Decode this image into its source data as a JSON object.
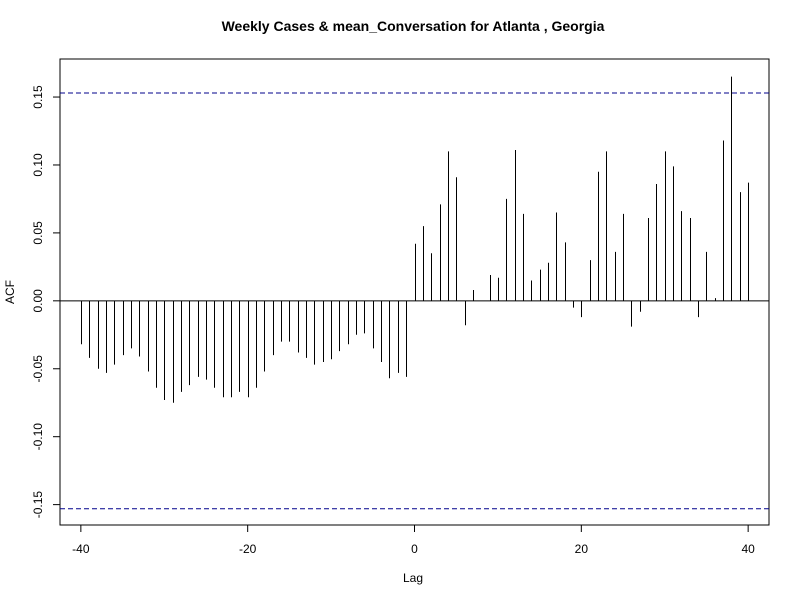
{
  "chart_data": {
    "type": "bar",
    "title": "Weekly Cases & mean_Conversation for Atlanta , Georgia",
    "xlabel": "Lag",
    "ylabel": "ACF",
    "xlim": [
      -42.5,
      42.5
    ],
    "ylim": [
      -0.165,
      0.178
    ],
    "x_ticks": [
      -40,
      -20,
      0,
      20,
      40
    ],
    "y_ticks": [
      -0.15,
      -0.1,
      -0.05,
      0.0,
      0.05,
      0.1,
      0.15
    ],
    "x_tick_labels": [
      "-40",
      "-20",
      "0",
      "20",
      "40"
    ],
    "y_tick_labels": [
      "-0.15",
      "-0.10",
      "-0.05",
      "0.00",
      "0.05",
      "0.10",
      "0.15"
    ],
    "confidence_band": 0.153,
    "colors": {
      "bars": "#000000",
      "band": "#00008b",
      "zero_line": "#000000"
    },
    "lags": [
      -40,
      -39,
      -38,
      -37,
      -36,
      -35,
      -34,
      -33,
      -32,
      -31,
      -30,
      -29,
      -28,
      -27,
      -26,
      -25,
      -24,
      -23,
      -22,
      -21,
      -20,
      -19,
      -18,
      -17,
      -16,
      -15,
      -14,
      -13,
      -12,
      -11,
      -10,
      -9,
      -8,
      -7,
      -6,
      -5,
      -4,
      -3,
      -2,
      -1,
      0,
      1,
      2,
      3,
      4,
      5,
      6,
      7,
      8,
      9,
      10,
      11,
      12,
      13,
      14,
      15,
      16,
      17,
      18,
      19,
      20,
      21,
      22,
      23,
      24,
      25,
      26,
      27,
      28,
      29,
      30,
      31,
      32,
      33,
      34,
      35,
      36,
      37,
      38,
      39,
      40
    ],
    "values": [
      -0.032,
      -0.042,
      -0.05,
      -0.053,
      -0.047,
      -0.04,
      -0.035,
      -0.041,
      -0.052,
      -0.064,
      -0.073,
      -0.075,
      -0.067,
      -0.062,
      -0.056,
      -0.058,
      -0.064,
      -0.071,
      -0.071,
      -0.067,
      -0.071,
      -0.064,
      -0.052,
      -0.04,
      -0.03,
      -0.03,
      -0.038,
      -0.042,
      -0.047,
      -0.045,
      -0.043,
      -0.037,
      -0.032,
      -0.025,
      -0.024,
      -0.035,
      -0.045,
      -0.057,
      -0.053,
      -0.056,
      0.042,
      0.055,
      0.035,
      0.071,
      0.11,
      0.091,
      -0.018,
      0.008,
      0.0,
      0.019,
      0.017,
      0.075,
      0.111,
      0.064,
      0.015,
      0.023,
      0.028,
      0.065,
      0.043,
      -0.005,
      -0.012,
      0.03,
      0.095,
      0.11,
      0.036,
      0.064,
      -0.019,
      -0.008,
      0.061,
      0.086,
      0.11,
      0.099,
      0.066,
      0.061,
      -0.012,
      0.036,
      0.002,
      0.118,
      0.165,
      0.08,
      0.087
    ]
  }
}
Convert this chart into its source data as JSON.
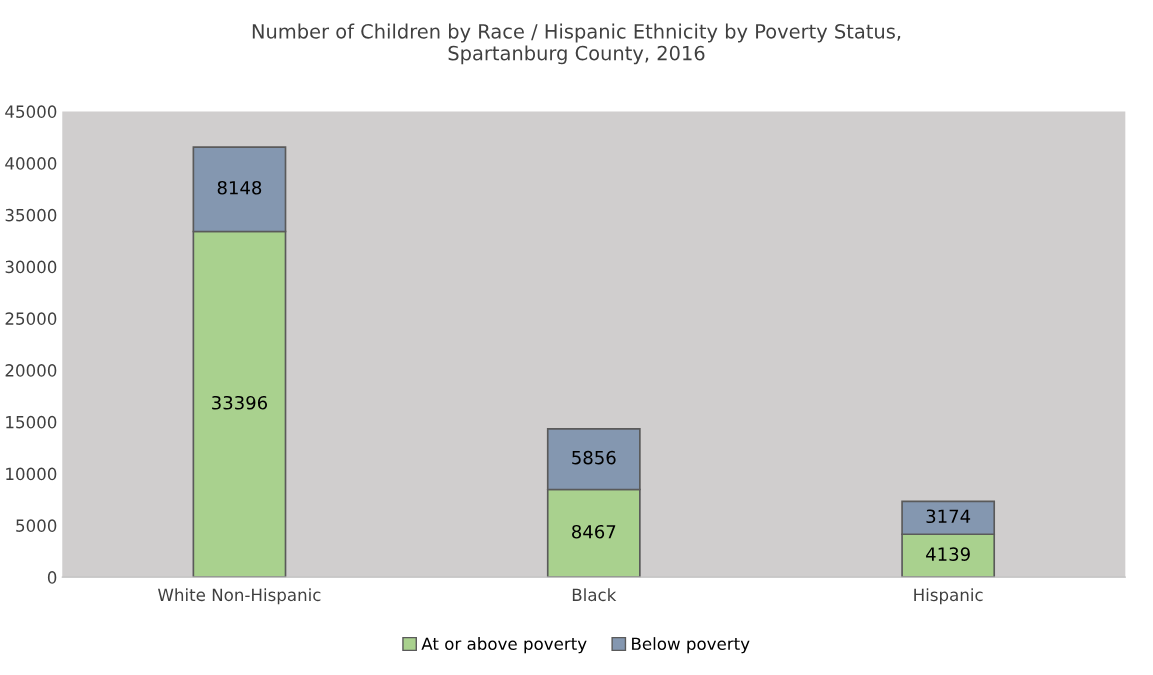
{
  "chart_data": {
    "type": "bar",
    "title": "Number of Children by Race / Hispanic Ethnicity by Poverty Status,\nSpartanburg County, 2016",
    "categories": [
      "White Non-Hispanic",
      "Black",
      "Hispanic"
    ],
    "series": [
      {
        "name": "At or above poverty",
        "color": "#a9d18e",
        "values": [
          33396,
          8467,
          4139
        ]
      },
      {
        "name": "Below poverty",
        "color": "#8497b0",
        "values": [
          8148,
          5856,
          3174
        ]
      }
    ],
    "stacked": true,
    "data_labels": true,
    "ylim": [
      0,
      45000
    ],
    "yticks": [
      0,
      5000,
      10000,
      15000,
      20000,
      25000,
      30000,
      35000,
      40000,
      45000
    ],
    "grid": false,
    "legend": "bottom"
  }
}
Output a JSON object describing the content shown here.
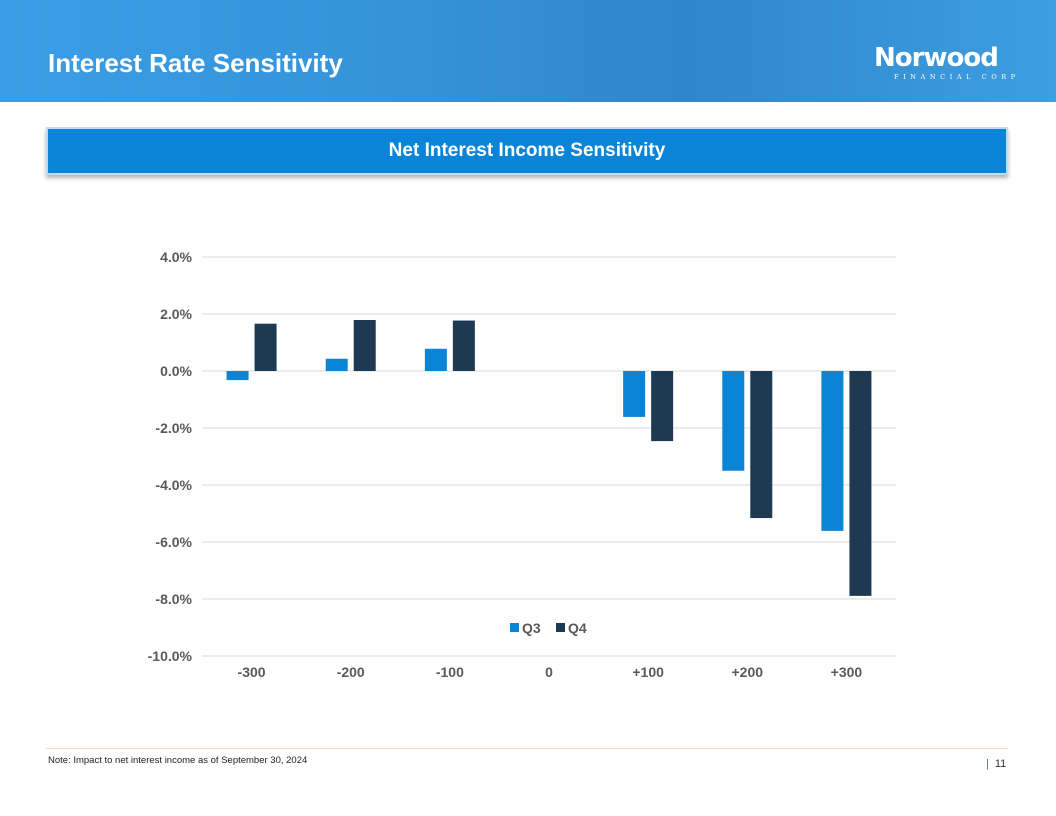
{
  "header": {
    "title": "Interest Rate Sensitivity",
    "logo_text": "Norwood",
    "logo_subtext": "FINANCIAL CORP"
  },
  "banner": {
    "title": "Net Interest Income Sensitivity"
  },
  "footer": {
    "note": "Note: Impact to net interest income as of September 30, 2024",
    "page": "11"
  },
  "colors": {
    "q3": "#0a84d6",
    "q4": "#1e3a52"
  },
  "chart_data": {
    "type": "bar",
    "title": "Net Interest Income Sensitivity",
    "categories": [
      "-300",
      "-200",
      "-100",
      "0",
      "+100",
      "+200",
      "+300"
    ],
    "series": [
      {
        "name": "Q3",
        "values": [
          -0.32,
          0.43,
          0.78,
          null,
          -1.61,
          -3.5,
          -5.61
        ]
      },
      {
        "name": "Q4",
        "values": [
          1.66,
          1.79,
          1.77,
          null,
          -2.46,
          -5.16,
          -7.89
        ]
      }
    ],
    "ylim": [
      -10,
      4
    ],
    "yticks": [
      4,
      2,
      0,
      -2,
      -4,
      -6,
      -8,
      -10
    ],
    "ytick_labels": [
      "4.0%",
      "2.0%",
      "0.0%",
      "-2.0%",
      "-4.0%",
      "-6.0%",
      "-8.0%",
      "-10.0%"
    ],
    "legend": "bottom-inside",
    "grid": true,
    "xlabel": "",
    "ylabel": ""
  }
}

========

SET PROBLEM -> Each line from the one that contains "Output a JSON" through the end of the records should be restated exactly; include both end lines and leave any pictures out.

RESULT FOR THIS TASK ->
Output a JSON object describing the content shown here.
{
  "header": {
    "title": "Interest Rate Sensitivity",
    "logo_text": "Norwood",
    "logo_subtext": "FINANCIAL CORP"
  },
  "banner": {
    "title": "Net Interest Income Sensitivity"
  },
  "footer": {
    "note": "Note: Impact to net interest income as of September 30, 2024",
    "page": "11"
  },
  "colors": {
    "q3": "#0a84d6",
    "q4": "#1e3a52"
  },
  "chart_data": {
    "type": "bar",
    "title": "Net Interest Income Sensitivity",
    "categories": [
      "-300",
      "-200",
      "-100",
      "0",
      "+100",
      "+200",
      "+300"
    ],
    "series": [
      {
        "name": "Q3",
        "values": [
          -0.32,
          0.43,
          0.78,
          null,
          -1.61,
          -3.5,
          -5.61
        ]
      },
      {
        "name": "Q4",
        "values": [
          1.66,
          1.79,
          1.77,
          null,
          -2.46,
          -5.16,
          -7.89
        ]
      }
    ],
    "ylim": [
      -10,
      4
    ],
    "yticks": [
      4,
      2,
      0,
      -2,
      -4,
      -6,
      -8,
      -10
    ],
    "ytick_labels": [
      "4.0%",
      "2.0%",
      "0.0%",
      "-2.0%",
      "-4.0%",
      "-6.0%",
      "-8.0%",
      "-10.0%"
    ],
    "legend": "bottom-inside",
    "grid": true,
    "xlabel": "",
    "ylabel": ""
  }
}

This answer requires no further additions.